Task instructions:
Copy each line in which the string "Грецію" occurs.

■ ■ ■ ■

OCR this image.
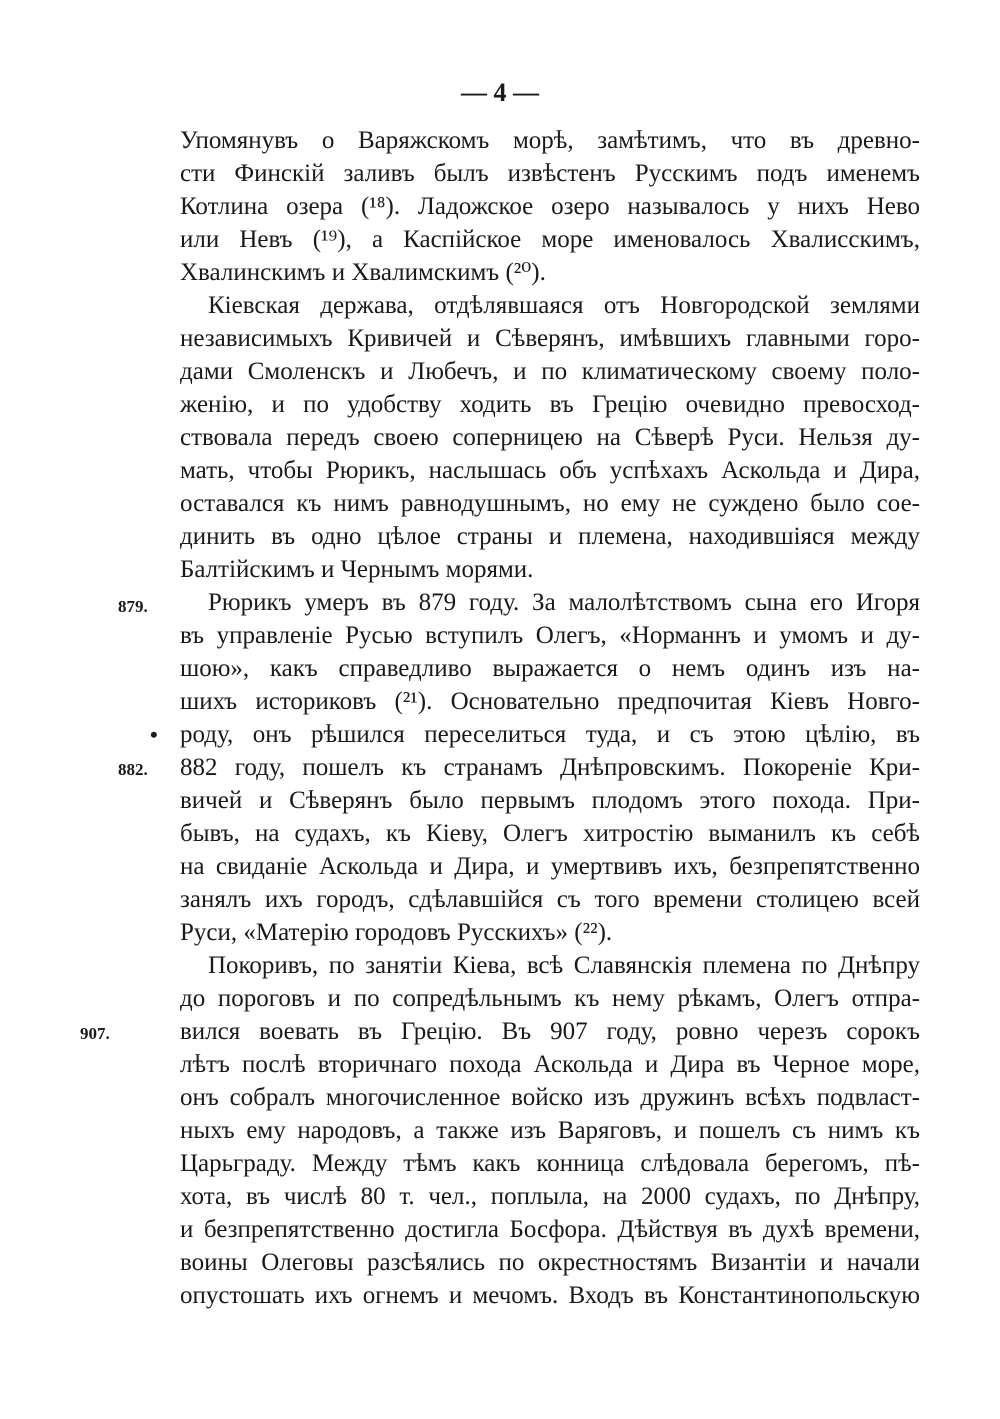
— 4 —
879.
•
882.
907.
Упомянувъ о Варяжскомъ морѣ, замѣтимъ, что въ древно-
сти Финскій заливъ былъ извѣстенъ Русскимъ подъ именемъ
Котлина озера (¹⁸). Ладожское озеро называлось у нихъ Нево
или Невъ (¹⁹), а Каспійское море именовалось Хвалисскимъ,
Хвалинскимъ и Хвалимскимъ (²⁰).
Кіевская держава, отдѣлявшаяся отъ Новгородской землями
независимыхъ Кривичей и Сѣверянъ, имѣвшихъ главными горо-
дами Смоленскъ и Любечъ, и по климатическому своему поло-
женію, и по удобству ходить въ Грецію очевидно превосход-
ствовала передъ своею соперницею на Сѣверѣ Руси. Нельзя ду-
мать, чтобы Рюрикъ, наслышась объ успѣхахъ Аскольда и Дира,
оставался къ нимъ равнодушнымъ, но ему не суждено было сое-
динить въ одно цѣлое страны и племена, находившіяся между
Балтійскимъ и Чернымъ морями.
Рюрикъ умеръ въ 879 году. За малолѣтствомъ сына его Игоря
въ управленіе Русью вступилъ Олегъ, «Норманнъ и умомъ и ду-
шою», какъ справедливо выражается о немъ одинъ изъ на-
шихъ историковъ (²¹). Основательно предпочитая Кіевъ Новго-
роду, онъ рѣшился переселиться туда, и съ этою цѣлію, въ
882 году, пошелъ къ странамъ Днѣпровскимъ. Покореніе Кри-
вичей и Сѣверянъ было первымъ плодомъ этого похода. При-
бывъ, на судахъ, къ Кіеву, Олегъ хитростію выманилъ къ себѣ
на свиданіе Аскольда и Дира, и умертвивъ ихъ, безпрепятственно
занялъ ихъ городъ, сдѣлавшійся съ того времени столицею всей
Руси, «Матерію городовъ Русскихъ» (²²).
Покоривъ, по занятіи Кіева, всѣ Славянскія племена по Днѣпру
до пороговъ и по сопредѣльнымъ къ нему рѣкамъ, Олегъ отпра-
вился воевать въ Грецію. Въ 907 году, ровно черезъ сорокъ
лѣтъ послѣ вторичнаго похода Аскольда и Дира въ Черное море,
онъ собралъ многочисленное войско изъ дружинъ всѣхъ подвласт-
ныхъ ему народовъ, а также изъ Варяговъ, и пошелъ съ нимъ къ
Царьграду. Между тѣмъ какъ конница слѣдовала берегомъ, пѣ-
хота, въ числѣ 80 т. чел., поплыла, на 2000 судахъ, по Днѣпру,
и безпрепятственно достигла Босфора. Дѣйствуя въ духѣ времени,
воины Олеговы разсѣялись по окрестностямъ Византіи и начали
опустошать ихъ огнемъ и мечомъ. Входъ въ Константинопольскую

■ ■ ■ ■

Task output:
женію, и по удобству ходить въ Грецію очевидно превосход-
вился воевать въ Грецію. Въ 907 году, ровно черезъ сорокъ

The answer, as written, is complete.